What to work on: Print all entries word for word.

Material for this exercise:

________

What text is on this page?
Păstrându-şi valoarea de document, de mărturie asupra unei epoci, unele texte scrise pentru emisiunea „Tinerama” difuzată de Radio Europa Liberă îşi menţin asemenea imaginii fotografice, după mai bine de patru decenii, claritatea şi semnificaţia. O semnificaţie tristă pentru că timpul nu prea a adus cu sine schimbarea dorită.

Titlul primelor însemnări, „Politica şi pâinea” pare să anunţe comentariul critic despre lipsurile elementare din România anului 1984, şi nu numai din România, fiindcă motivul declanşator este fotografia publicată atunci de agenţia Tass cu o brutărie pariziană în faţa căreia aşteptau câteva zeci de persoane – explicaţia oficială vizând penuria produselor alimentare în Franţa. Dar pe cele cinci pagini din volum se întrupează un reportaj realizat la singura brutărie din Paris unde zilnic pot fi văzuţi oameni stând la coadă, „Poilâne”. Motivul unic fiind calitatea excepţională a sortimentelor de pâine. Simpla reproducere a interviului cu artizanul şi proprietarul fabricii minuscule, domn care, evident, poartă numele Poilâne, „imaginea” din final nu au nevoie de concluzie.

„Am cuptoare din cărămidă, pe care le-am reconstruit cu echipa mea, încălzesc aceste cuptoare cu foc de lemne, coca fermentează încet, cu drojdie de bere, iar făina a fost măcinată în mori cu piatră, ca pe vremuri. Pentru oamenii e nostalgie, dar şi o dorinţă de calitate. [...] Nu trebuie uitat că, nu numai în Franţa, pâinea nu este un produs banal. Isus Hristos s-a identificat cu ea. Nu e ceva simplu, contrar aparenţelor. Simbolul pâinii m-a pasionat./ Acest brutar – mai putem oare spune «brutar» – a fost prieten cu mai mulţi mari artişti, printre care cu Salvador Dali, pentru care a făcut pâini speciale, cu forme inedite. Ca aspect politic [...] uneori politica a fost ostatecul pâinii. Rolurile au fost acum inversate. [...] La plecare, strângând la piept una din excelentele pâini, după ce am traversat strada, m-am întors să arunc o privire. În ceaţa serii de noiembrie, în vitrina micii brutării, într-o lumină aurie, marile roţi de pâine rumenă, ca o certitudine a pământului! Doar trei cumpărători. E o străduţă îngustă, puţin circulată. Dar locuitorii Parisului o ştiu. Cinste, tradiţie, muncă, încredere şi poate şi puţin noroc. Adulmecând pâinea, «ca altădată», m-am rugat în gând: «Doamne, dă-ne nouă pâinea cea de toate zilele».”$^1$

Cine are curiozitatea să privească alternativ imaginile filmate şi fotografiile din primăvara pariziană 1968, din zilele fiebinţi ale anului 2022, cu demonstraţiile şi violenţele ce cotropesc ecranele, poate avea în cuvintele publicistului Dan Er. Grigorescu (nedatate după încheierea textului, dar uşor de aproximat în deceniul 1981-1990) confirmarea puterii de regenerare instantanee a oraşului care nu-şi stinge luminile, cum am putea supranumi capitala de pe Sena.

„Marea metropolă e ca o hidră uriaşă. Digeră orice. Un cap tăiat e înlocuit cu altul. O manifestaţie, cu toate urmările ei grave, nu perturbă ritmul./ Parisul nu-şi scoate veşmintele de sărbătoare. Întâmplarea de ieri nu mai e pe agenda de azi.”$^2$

________

Result of the task:
What text is on this page?
Păstrându-şi valoarea de document, de mărturie asupra unei epoci, unele texte scrise pentru emisiunea „Tinerama” difuzată de Radio Europa Liberă îşi menţin asemenea imaginii fotografice, după mai bine de patru decenii, claritatea şi semnificaţia. O semnificaţie tristă pentru că timpul nu prea a adus cu sine schimbarea dorită.

Titlul primelor însemnări, „Politica şi pâinea” pare să anunţe comentariul critic despre lipsurile elementare din România anului 1984, şi nu numai din România, fiindcă motivul declanşator este fotografia publicată atunci de agenţia Tass cu o brutărie pariziană în faţa căreia aşteptau câteva zeci de persoane – explicaţia oficială vizând penuria produselor alimentare în Franţa. Dar pe cele cinci pagini din volum se întrupează un reportaj realizat la singura brutărie din Paris unde zilnic pot fi văzuţi oameni stând la coadă, „Poilâne”. Motivul unic fiind calitatea excepţională a sortimentelor de pâine. Simpla reproducere a interviului cu artizanul şi proprietarul fabricii minuscule, domn care, evident, poartă numele Poilâne, „imaginea” din final nu au nevoie de concluzie.

„Am cuptoare din cărămidă, pe care le-am reconstruit cu echipa mea, încălzesc aceste cuptoare cu foc de lemne, coca fermentează încet, cu drojdie de bere, iar făina a fost măcinată în mori cu piatră, ca pe vremuri. Pentru oamenii e nostalgie, dar şi o dorinţă de calitate. [...] Nu trebuie uitat că, nu numai în Franţa, pâinea nu este un produs banal. Isus Hristos s-a identificat cu ea. Nu e ceva simplu, contrar aparenţelor. Simbolul pâinii m-a pasionat./ Acest brutar – mai putem oare spune «brutar» – a fost prieten cu mai mulţi mari artişti, printre care cu Salvador Dali, pentru care a făcut pâini speciale, cu forme inedite. Ca aspect politic [...] uneori politica a fost ostatecul pâinii. Rolurile au fost acum inversate. [...] La plecare, strângând la piept una din excelentele pâini, după ce am traversat strada, m-am întors să arunc o privire. În ceaţa serii de noiembrie, în vitrina micii brutării, într-o lumină aurie, marile roţi de pâine rumenă, ca o certitudine a pământului! Doar trei cumpărători. E o străduţă îngustă, puţin circulată. Dar locuitorii Parisului o ştiu. Cinste, tradiţie, muncă, încredere şi poate şi puţin noroc. Adulmecând pâinea, «ca altădată», m-am rugat în gând: «Doamne, dă-ne nouă pâinea cea de toate zilele».”$^1$

Cine are curiozitatea să privească alternativ imaginile filmate şi fotografiile din primăvara pariziană 1968, din zilele fiebinţi ale anului 2022, cu demonstraţiile şi violenţele ce cotropesc ecranele, poate avea în cuvintele publicistului Dan Er. Grigorescu (nedatate după încheierea textului, dar uşor de aproximat în deceniul 1981-1990) confirmarea puterii de regenerare instantanee a oraşului care nu-şi stinge luminile, cum am putea supranumi capitala de pe Sena.

„Marea metropolă e ca o hidră uriaşă. Digeră orice. Un cap tăiat e înlocuit cu altul. O manifestaţie, cu toate urmările ei grave, nu perturbă ritmul./ Parisul nu-şi scoate veşmintele de sărbătoare. Întâmplarea de ieri nu mai e pe agenda de azi.”$^2$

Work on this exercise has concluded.